* Begin MATERIAL FOR THE TASK *

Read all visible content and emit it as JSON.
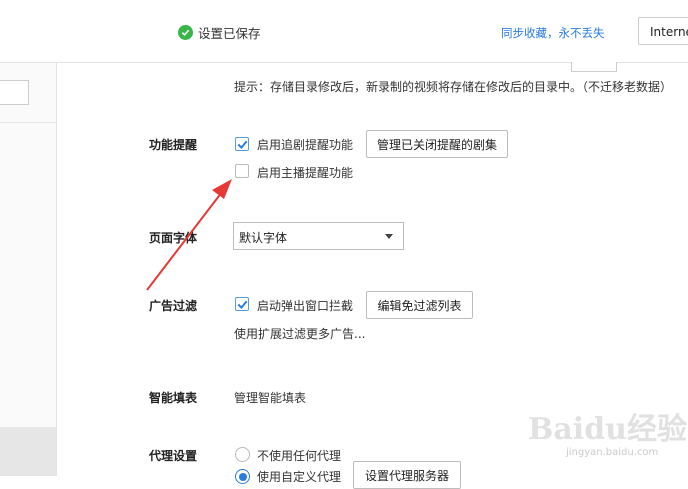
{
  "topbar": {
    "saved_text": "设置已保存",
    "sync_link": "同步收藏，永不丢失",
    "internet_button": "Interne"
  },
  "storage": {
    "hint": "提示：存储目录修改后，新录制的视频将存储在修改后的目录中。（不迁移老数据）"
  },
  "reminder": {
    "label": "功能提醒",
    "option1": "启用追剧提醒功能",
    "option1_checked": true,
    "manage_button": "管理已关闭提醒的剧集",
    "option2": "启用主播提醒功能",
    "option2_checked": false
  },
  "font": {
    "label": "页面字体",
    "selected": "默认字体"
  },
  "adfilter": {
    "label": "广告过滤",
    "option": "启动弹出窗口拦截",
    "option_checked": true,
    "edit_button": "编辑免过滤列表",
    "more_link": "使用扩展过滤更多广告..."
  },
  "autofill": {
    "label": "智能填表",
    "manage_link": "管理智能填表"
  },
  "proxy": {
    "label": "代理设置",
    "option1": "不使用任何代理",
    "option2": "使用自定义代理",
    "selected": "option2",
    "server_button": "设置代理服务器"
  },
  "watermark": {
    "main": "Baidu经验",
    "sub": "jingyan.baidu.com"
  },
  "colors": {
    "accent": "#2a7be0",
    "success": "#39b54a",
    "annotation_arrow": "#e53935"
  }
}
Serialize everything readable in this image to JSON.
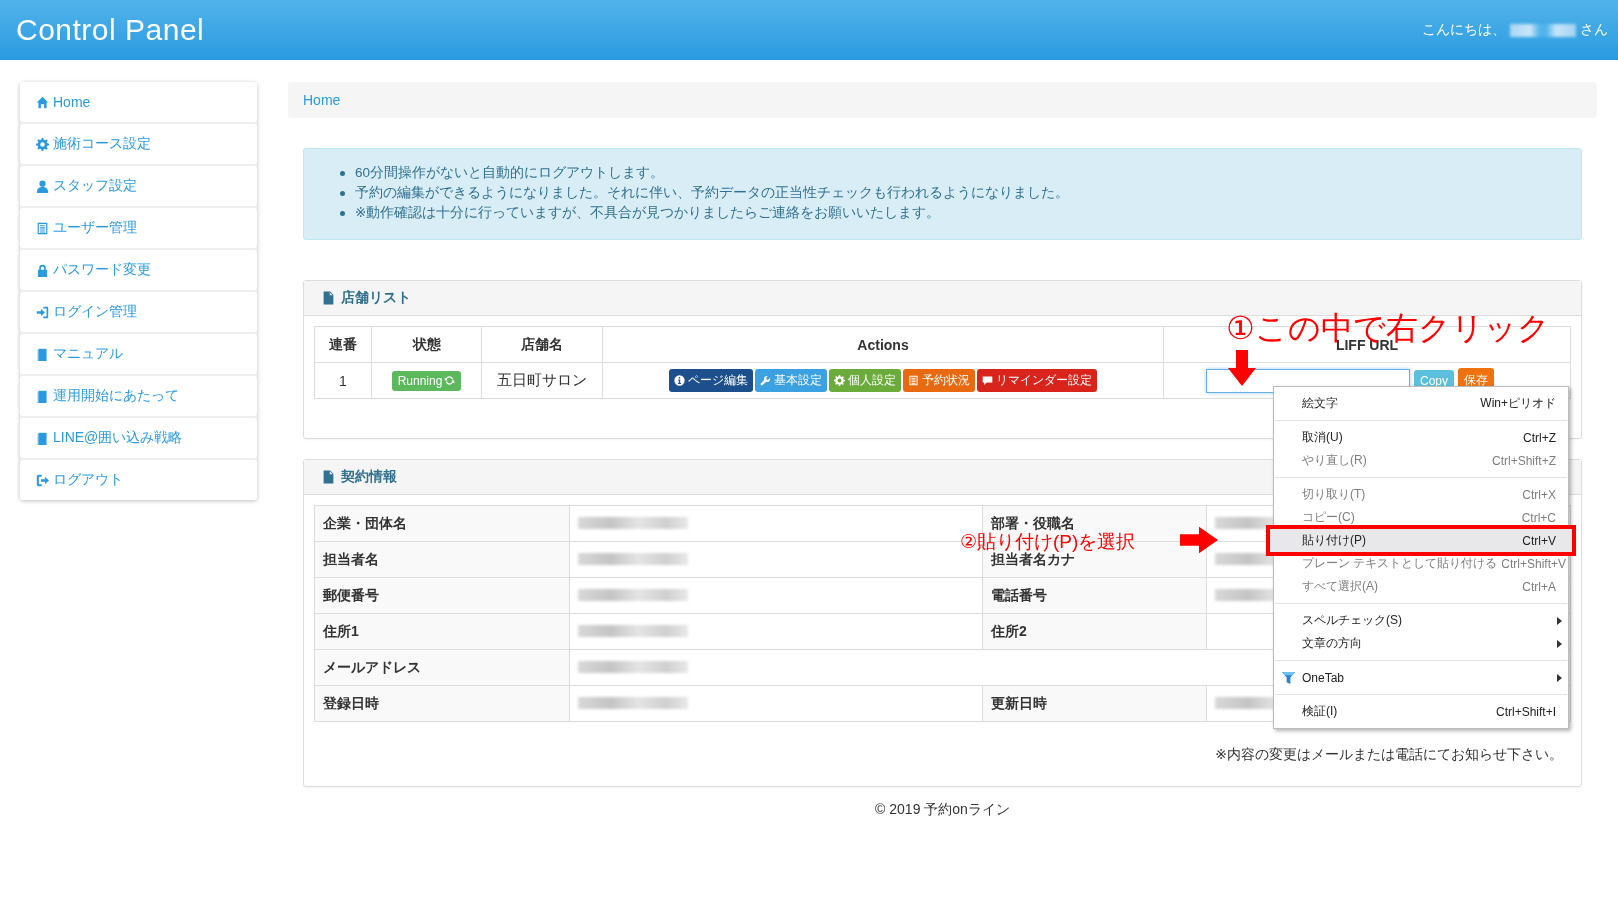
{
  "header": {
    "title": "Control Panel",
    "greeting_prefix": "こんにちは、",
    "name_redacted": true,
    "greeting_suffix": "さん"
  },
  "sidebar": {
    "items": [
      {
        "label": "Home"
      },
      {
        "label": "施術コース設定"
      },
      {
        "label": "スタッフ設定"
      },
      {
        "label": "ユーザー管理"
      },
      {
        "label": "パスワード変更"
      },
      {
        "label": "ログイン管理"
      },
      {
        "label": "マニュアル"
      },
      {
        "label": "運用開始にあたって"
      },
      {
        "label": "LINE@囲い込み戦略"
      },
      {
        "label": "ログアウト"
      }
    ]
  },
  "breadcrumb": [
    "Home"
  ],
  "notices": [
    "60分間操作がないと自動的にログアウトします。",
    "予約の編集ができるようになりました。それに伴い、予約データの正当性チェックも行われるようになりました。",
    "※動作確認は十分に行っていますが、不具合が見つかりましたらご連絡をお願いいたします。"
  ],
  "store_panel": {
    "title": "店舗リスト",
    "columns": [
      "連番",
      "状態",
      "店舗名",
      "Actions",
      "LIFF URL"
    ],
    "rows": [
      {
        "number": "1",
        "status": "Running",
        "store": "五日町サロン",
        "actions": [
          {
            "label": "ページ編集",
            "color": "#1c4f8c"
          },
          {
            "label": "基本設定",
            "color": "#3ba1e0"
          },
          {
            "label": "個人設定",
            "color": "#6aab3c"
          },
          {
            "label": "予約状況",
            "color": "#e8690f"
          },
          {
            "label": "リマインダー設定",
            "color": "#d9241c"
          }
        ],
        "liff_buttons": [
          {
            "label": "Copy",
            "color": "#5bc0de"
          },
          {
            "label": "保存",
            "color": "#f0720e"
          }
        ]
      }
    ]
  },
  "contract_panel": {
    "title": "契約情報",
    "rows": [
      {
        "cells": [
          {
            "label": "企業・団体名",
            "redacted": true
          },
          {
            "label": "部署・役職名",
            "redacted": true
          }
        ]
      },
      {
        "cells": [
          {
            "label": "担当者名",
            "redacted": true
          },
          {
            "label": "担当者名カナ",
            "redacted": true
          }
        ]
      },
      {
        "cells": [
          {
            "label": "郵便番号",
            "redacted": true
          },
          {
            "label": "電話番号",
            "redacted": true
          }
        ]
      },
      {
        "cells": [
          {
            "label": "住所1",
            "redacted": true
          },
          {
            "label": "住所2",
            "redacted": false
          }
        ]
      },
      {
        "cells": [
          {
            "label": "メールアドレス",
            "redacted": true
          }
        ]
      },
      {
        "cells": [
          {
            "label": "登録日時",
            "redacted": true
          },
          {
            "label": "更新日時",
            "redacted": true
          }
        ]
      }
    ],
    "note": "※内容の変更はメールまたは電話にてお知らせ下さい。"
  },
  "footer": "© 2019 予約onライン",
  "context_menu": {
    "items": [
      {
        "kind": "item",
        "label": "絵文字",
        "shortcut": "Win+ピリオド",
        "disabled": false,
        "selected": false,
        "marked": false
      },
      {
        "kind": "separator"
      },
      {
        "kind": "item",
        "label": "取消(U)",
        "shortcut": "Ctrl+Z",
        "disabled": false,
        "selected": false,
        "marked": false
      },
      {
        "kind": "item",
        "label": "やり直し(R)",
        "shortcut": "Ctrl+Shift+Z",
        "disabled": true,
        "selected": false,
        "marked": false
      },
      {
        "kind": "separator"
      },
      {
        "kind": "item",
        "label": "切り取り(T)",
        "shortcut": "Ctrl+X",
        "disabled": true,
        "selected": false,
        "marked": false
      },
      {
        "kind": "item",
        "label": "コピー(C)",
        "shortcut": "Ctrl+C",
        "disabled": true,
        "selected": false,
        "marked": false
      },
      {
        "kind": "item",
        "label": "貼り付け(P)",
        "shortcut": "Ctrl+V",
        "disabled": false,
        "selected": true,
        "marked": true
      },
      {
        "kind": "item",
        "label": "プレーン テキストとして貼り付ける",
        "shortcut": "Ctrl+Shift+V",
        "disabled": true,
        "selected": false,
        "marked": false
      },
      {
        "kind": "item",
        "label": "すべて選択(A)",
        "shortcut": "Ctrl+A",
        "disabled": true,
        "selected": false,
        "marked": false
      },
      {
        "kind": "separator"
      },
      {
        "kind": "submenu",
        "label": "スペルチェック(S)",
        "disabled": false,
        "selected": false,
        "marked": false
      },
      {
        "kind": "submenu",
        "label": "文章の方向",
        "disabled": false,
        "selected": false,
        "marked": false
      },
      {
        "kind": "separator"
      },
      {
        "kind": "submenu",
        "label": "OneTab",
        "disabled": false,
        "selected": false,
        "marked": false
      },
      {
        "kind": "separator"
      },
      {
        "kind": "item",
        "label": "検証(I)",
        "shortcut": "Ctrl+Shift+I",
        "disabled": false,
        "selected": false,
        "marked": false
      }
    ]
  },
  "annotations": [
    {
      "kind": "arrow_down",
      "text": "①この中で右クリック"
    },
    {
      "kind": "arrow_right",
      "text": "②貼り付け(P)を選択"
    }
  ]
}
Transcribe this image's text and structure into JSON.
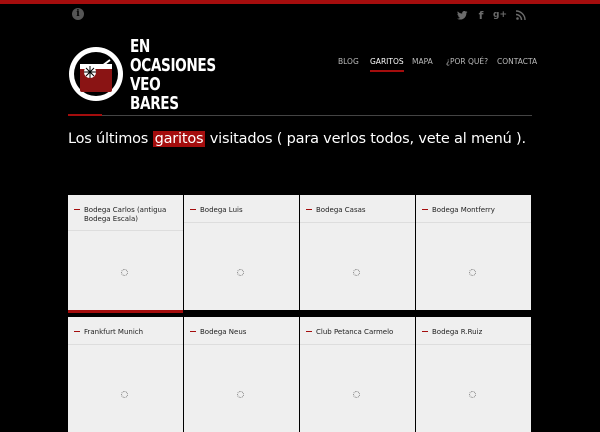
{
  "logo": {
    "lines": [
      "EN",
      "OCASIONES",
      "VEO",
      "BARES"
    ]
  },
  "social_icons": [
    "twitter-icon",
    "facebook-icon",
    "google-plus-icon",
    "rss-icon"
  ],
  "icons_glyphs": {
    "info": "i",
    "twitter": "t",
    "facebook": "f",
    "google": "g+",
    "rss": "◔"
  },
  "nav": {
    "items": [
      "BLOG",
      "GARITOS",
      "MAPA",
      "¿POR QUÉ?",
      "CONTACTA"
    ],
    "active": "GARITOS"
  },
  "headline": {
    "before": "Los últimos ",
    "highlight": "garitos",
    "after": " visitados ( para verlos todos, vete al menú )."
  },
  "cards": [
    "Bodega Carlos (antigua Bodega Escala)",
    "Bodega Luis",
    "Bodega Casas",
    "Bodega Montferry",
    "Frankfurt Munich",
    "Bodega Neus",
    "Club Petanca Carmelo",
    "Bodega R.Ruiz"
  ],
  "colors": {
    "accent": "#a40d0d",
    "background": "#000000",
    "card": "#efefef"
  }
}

* End MATERIAL FOR THE TASK *

## DIRECTIONS
Retype the data above exactly; pictures are not part of the copy.

## FINAL RESULT
Read all visible content and emit it as JSON.
{
  "topbar": {
    "saved_text": "设置已保存",
    "sync_link": "同步收藏，永不丢失",
    "internet_button": "Interne"
  },
  "storage": {
    "hint": "提示：存储目录修改后，新录制的视频将存储在修改后的目录中。（不迁移老数据）"
  },
  "reminder": {
    "label": "功能提醒",
    "option1": "启用追剧提醒功能",
    "option1_checked": true,
    "manage_button": "管理已关闭提醒的剧集",
    "option2": "启用主播提醒功能",
    "option2_checked": false
  },
  "font": {
    "label": "页面字体",
    "selected": "默认字体"
  },
  "adfilter": {
    "label": "广告过滤",
    "option": "启动弹出窗口拦截",
    "option_checked": true,
    "edit_button": "编辑免过滤列表",
    "more_link": "使用扩展过滤更多广告..."
  },
  "autofill": {
    "label": "智能填表",
    "manage_link": "管理智能填表"
  },
  "proxy": {
    "label": "代理设置",
    "option1": "不使用任何代理",
    "option2": "使用自定义代理",
    "selected": "option2",
    "server_button": "设置代理服务器"
  },
  "watermark": {
    "main": "Baidu经验",
    "sub": "jingyan.baidu.com"
  },
  "colors": {
    "accent": "#2a7be0",
    "success": "#39b54a",
    "annotation_arrow": "#e53935"
  }
}
Serialize everything readable in this image to JSON.
{
  "header": {
    "title": "Control Panel",
    "greeting_prefix": "こんにちは、",
    "name_redacted": true,
    "greeting_suffix": "さん"
  },
  "sidebar": {
    "items": [
      {
        "label": "Home"
      },
      {
        "label": "施術コース設定"
      },
      {
        "label": "スタッフ設定"
      },
      {
        "label": "ユーザー管理"
      },
      {
        "label": "パスワード変更"
      },
      {
        "label": "ログイン管理"
      },
      {
        "label": "マニュアル"
      },
      {
        "label": "運用開始にあたって"
      },
      {
        "label": "LINE@囲い込み戦略"
      },
      {
        "label": "ログアウト"
      }
    ]
  },
  "breadcrumb": [
    "Home"
  ],
  "notices": [
    "60分間操作がないと自動的にログアウトします。",
    "予約の編集ができるようになりました。それに伴い、予約データの正当性チェックも行われるようになりました。",
    "※動作確認は十分に行っていますが、不具合が見つかりましたらご連絡をお願いいたします。"
  ],
  "store_panel": {
    "title": "店舗リスト",
    "columns": [
      "連番",
      "状態",
      "店舗名",
      "Actions",
      "LIFF URL"
    ],
    "rows": [
      {
        "number": "1",
        "status": "Running",
        "store": "五日町サロン",
        "actions": [
          {
            "label": "ページ編集",
            "color": "#1c4f8c"
          },
          {
            "label": "基本設定",
            "color": "#3ba1e0"
          },
          {
            "label": "個人設定",
            "color": "#6aab3c"
          },
          {
            "label": "予約状況",
            "color": "#e8690f"
          },
          {
            "label": "リマインダー設定",
            "color": "#d9241c"
          }
        ],
        "liff_buttons": [
          {
            "label": "Copy",
            "color": "#5bc0de"
          },
          {
            "label": "保存",
            "color": "#f0720e"
          }
        ]
      }
    ]
  },
  "contract_panel": {
    "title": "契約情報",
    "rows": [
      {
        "cells": [
          {
            "label": "企業・団体名",
            "redacted": true
          },
          {
            "label": "部署・役職名",
            "redacted": true
          }
        ]
      },
      {
        "cells": [
          {
            "label": "担当者名",
            "redacted": true
          },
          {
            "label": "担当者名カナ",
            "redacted": true
          }
        ]
      },
      {
        "cells": [
          {
            "label": "郵便番号",
            "redacted": true
          },
          {
            "label": "電話番号",
            "redacted": true
          }
        ]
      },
      {
        "cells": [
          {
            "label": "住所1",
            "redacted": true
          },
          {
            "label": "住所2",
            "redacted": false
          }
        ]
      },
      {
        "cells": [
          {
            "label": "メールアドレス",
            "redacted": true
          }
        ]
      },
      {
        "cells": [
          {
            "label": "登録日時",
            "redacted": true
          },
          {
            "label": "更新日時",
            "redacted": true
          }
        ]
      }
    ],
    "note": "※内容の変更はメールまたは電話にてお知らせ下さい。"
  },
  "footer": "© 2019 予約onライン",
  "context_menu": {
    "items": [
      {
        "kind": "item",
        "label": "絵文字",
        "shortcut": "Win+ピリオド",
        "disabled": false,
        "selected": false,
        "marked": false
      },
      {
        "kind": "separator"
      },
      {
        "kind": "item",
        "label": "取消(U)",
        "shortcut": "Ctrl+Z",
        "disabled": false,
        "selected": false,
        "marked": false
      },
      {
        "kind": "item",
        "label": "やり直し(R)",
        "shortcut": "Ctrl+Shift+Z",
        "disabled": true,
        "selected": false,
        "marked": false
      },
      {
        "kind": "separator"
      },
      {
        "kind": "item",
        "label": "切り取り(T)",
        "shortcut": "Ctrl+X",
        "disabled": true,
        "selected": false,
        "marked": false
      },
      {
        "kind": "item",
        "label": "コピー(C)",
        "shortcut": "Ctrl+C",
        "disabled": true,
        "selected": false,
        "marked": false
      },
      {
        "kind": "item",
        "label": "貼り付け(P)",
        "shortcut": "Ctrl+V",
        "disabled": false,
        "selected": true,
        "marked": true
      },
      {
        "kind": "item",
        "label": "プレーン テキストとして貼り付ける",
        "shortcut": "Ctrl+Shift+V",
        "disabled": true,
        "selected": false,
        "marked": false
      },
      {
        "kind": "item",
        "label": "すべて選択(A)",
        "shortcut": "Ctrl+A",
        "disabled": true,
        "selected": false,
        "marked": false
      },
      {
        "kind": "separator"
      },
      {
        "kind": "submenu",
        "label": "スペルチェック(S)",
        "disabled": false,
        "selected": false,
        "marked": false
      },
      {
        "kind": "submenu",
        "label": "文章の方向",
        "disabled": false,
        "selected": false,
        "marked": false
      },
      {
        "kind": "separator"
      },
      {
        "kind": "submenu",
        "label": "OneTab",
        "disabled": false,
        "selected": false,
        "marked": false
      },
      {
        "kind": "separator"
      },
      {
        "kind": "item",
        "label": "検証(I)",
        "shortcut": "Ctrl+Shift+I",
        "disabled": false,
        "selected": false,
        "marked": false
      }
    ]
  },
  "annotations": [
    {
      "kind": "arrow_down",
      "text": "①この中で右クリック"
    },
    {
      "kind": "arrow_right",
      "text": "②貼り付け(P)を選択"
    }
  ]
}
Transcribe this image's text and structure into JSON.
{
  "logo": {
    "lines": [
      "EN",
      "OCASIONES",
      "VEO",
      "BARES"
    ]
  },
  "social_icons": [
    "twitter-icon",
    "facebook-icon",
    "google-plus-icon",
    "rss-icon"
  ],
  "icons_glyphs": {
    "info": "i",
    "twitter": "t",
    "facebook": "f",
    "google": "g+",
    "rss": "◔"
  },
  "nav": {
    "items": [
      "BLOG",
      "GARITOS",
      "MAPA",
      "¿POR QUÉ?",
      "CONTACTA"
    ],
    "active": "GARITOS"
  },
  "headline": {
    "before": "Los últimos ",
    "highlight": "garitos",
    "after": " visitados ( para verlos todos, vete al menú )."
  },
  "cards": [
    "Bodega Carlos (antigua Bodega Escala)",
    "Bodega Luis",
    "Bodega Casas",
    "Bodega Montferry",
    "Frankfurt Munich",
    "Bodega Neus",
    "Club Petanca Carmelo",
    "Bodega R.Ruiz"
  ],
  "colors": {
    "accent": "#a40d0d",
    "background": "#000000",
    "card": "#efefef"
  }
}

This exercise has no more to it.